(Excerpt from a dataset)
####

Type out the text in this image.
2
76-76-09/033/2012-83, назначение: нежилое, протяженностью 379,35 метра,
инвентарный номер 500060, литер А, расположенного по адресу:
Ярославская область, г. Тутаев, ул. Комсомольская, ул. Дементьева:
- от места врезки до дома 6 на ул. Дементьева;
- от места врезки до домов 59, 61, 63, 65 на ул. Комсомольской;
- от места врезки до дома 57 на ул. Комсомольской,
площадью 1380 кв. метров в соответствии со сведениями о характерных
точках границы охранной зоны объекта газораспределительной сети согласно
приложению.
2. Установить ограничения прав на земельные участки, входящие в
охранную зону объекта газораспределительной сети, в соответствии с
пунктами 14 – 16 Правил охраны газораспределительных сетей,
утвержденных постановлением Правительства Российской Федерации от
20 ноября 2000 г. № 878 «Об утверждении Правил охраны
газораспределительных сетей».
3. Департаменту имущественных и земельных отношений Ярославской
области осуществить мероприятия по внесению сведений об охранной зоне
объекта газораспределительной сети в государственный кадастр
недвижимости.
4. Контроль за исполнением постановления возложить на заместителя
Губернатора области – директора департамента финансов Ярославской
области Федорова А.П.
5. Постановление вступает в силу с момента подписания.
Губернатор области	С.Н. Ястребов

####

DIRECTIVE: Every record above should be output exactly.

FULL SOLUTION:
Type out the text in this image.
2
76-76-09/033/2012-83, назначение: нежилое, протяженностью 379,35 метра,
инвентарный номер 500060, литер А, расположенного по адресу:
Ярославская область, г. Тутаев, ул. Комсомольская, ул. Дементьева:
- от места врезки до дома 6 на ул. Дементьева;
- от места врезки до домов 59, 61, 63, 65 на ул. Комсомольской;
- от места врезки до дома 57 на ул. Комсомольской,
площадью 1380 кв. метров в соответствии со сведениями о характерных
точках границы охранной зоны объекта газораспределительной сети согласно
приложению.
2. Установить ограничения прав на земельные участки, входящие в
охранную зону объекта газораспределительной сети, в соответствии с
пунктами 14 – 16 Правил охраны газораспределительных сетей,
утвержденных постановлением Правительства Российской Федерации от
20 ноября 2000 г. № 878 «Об утверждении Правил охраны
газораспределительных сетей».
3. Департаменту имущественных и земельных отношений Ярославской
области осуществить мероприятия по внесению сведений об охранной зоне
объекта газораспределительной сети в государственный кадастр
недвижимости.
4. Контроль за исполнением постановления возложить на заместителя
Губернатора области – директора департамента финансов Ярославской
области Федорова А.П.
5. Постановление вступает в силу с момента подписания.
Губернатор области	С.Н. Ястребов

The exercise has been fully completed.